▶ PROBLEM
Transcribe the material exactly. Images do not belong in the copy.

▶ MATERIAL SUPPLIED
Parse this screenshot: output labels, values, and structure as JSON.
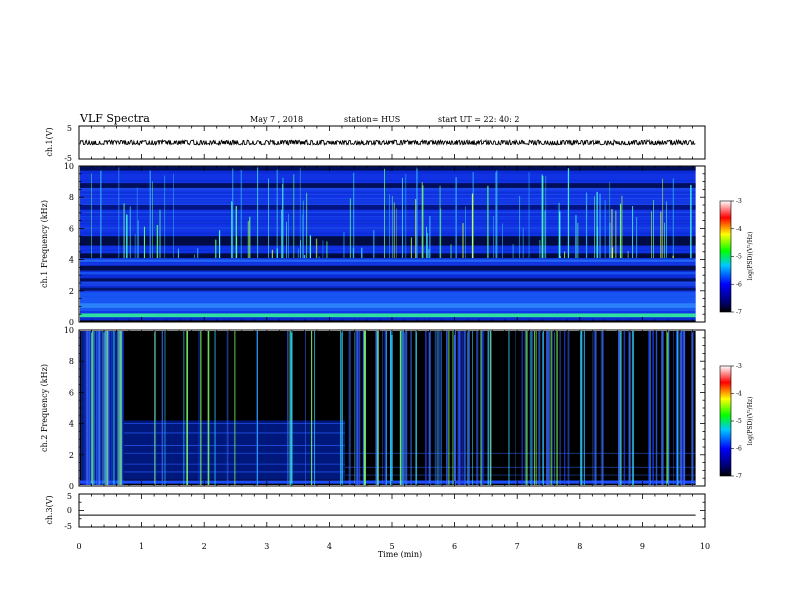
{
  "header": {
    "title": "VLF Spectra",
    "date": "May 7 , 2018",
    "station": "station= HUS",
    "start": "start UT = 22: 40: 2"
  },
  "chart_data": [
    {
      "type": "line",
      "panel": "ch1-waveform",
      "ylabel": "ch.1(V)",
      "ylim": [
        -5,
        5
      ],
      "yticks": [
        "5",
        "-5"
      ],
      "xlim": [
        0,
        10
      ],
      "series": [
        {
          "x": [
            0,
            9.85
          ],
          "values": [
            0,
            0
          ],
          "band": 0.5
        }
      ]
    },
    {
      "type": "heatmap",
      "panel": "ch1-spectrogram",
      "ylabel": "ch.1\nFrequency (kHz)",
      "ylim": [
        0,
        10
      ],
      "yticks": [
        "0",
        "2",
        "4",
        "6",
        "8",
        "10"
      ],
      "xlim": [
        0,
        10
      ],
      "data_end_min": 9.85,
      "colorbar": {
        "label": "log(PSD)(V²/Hz)",
        "range": [
          -7,
          -3
        ],
        "ticks": [
          "-3",
          "-4",
          "-5",
          "-6",
          "-7"
        ]
      }
    },
    {
      "type": "heatmap",
      "panel": "ch2-spectrogram",
      "ylabel": "ch.2\nFrequency (kHz)",
      "ylim": [
        0,
        10
      ],
      "yticks": [
        "0",
        "2",
        "4",
        "6",
        "8",
        "10"
      ],
      "xlim": [
        0,
        10
      ],
      "data_end_min": 9.85,
      "colorbar": {
        "label": "log(PSD)(V²/Hz)",
        "range": [
          -7,
          -3
        ],
        "ticks": [
          "-3",
          "-4",
          "-5",
          "-6",
          "-7"
        ]
      }
    },
    {
      "type": "line",
      "panel": "ch3-waveform",
      "ylabel": "ch.3(V)",
      "ylim": [
        -5,
        5
      ],
      "yticks": [
        "5",
        "0",
        "-5"
      ],
      "xlim": [
        0,
        10
      ],
      "xlabel": "Time (min)",
      "xticks": [
        "0",
        "1",
        "2",
        "3",
        "4",
        "5",
        "6",
        "7",
        "8",
        "9",
        "10"
      ],
      "series": [
        {
          "x": [
            0,
            9.85
          ],
          "values": [
            -1.4,
            -1.4
          ]
        }
      ]
    }
  ]
}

▶ REPLY TO THE EXERCISE
Parse this screenshot: output labels, values, and structure as JSON.
{
  "header": {
    "title": "VLF Spectra",
    "date": "May 7 , 2018",
    "station": "station= HUS",
    "start": "start UT = 22: 40: 2"
  },
  "chart_data": [
    {
      "type": "line",
      "panel": "ch1-waveform",
      "ylabel": "ch.1(V)",
      "ylim": [
        -5,
        5
      ],
      "yticks": [
        "5",
        "-5"
      ],
      "xlim": [
        0,
        10
      ],
      "series": [
        {
          "x": [
            0,
            9.85
          ],
          "values": [
            0,
            0
          ],
          "band": 0.5
        }
      ]
    },
    {
      "type": "heatmap",
      "panel": "ch1-spectrogram",
      "ylabel": "ch.1\nFrequency (kHz)",
      "ylim": [
        0,
        10
      ],
      "yticks": [
        "0",
        "2",
        "4",
        "6",
        "8",
        "10"
      ],
      "xlim": [
        0,
        10
      ],
      "data_end_min": 9.85,
      "colorbar": {
        "label": "log(PSD)(V²/Hz)",
        "range": [
          -7,
          -3
        ],
        "ticks": [
          "-3",
          "-4",
          "-5",
          "-6",
          "-7"
        ]
      }
    },
    {
      "type": "heatmap",
      "panel": "ch2-spectrogram",
      "ylabel": "ch.2\nFrequency (kHz)",
      "ylim": [
        0,
        10
      ],
      "yticks": [
        "0",
        "2",
        "4",
        "6",
        "8",
        "10"
      ],
      "xlim": [
        0,
        10
      ],
      "data_end_min": 9.85,
      "colorbar": {
        "label": "log(PSD)(V²/Hz)",
        "range": [
          -7,
          -3
        ],
        "ticks": [
          "-3",
          "-4",
          "-5",
          "-6",
          "-7"
        ]
      }
    },
    {
      "type": "line",
      "panel": "ch3-waveform",
      "ylabel": "ch.3(V)",
      "ylim": [
        -5,
        5
      ],
      "yticks": [
        "5",
        "0",
        "-5"
      ],
      "xlim": [
        0,
        10
      ],
      "xlabel": "Time (min)",
      "xticks": [
        "0",
        "1",
        "2",
        "3",
        "4",
        "5",
        "6",
        "7",
        "8",
        "9",
        "10"
      ],
      "series": [
        {
          "x": [
            0,
            9.85
          ],
          "values": [
            -1.4,
            -1.4
          ]
        }
      ]
    }
  ]
}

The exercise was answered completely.